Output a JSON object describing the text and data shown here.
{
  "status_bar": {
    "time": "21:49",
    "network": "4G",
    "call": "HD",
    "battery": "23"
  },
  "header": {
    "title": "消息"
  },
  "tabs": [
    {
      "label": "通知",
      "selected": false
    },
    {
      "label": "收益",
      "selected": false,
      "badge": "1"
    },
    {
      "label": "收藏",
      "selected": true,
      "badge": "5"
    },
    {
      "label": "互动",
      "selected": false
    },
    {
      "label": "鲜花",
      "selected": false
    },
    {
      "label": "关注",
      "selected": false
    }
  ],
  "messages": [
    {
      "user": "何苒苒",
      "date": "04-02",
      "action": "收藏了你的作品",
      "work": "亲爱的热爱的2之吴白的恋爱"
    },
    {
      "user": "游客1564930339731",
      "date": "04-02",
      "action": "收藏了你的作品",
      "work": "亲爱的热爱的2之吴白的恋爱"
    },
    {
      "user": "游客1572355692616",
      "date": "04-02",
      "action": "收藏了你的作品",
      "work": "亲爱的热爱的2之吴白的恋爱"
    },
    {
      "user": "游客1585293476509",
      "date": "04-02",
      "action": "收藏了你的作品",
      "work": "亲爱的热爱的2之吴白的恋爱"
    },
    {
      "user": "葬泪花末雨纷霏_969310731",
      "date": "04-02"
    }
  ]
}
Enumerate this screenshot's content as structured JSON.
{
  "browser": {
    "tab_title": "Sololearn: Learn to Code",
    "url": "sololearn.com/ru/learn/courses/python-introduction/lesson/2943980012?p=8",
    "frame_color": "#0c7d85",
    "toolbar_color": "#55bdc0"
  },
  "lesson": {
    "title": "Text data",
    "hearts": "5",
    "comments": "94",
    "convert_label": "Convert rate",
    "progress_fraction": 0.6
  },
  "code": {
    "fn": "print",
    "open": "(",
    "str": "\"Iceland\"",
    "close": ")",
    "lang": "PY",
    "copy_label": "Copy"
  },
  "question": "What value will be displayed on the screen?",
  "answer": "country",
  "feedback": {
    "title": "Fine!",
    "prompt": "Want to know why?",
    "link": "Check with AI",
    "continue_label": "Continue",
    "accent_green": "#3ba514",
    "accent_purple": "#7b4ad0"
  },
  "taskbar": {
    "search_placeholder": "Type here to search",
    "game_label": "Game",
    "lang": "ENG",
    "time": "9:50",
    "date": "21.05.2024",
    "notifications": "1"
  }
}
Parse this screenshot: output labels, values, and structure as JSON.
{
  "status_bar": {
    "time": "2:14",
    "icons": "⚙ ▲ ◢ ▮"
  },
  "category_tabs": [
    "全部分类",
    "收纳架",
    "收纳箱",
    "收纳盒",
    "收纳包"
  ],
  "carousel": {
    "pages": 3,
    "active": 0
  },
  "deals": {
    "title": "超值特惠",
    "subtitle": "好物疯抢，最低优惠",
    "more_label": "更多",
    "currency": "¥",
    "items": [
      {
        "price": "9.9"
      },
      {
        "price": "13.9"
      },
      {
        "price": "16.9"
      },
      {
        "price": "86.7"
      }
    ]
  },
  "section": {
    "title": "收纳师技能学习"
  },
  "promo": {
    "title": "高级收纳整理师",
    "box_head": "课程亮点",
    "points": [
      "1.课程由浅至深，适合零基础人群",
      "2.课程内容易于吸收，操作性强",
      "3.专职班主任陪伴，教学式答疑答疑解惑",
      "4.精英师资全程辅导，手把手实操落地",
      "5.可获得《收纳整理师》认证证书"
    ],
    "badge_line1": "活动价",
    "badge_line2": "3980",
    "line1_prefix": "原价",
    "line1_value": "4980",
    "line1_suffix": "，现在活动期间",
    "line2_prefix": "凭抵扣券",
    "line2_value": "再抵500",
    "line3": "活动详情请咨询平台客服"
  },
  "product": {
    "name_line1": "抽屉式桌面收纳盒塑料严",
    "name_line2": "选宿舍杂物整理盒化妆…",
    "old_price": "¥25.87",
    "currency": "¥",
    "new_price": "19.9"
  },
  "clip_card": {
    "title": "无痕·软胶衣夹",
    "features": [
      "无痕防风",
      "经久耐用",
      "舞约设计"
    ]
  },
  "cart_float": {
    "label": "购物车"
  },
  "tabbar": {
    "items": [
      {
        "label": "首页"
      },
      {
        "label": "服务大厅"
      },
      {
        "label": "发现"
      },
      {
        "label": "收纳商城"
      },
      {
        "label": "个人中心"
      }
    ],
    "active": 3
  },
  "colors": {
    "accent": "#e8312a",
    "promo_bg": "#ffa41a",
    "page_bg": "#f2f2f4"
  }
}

_ _ _

# TASK STATEMENT
Pick out each line in the material containing "screenshot".

# COMPLETE RESPONSE
Enumerate this screenshot's content as structured JSON.
Parse this screenshot: output labels, values, and structure as JSON.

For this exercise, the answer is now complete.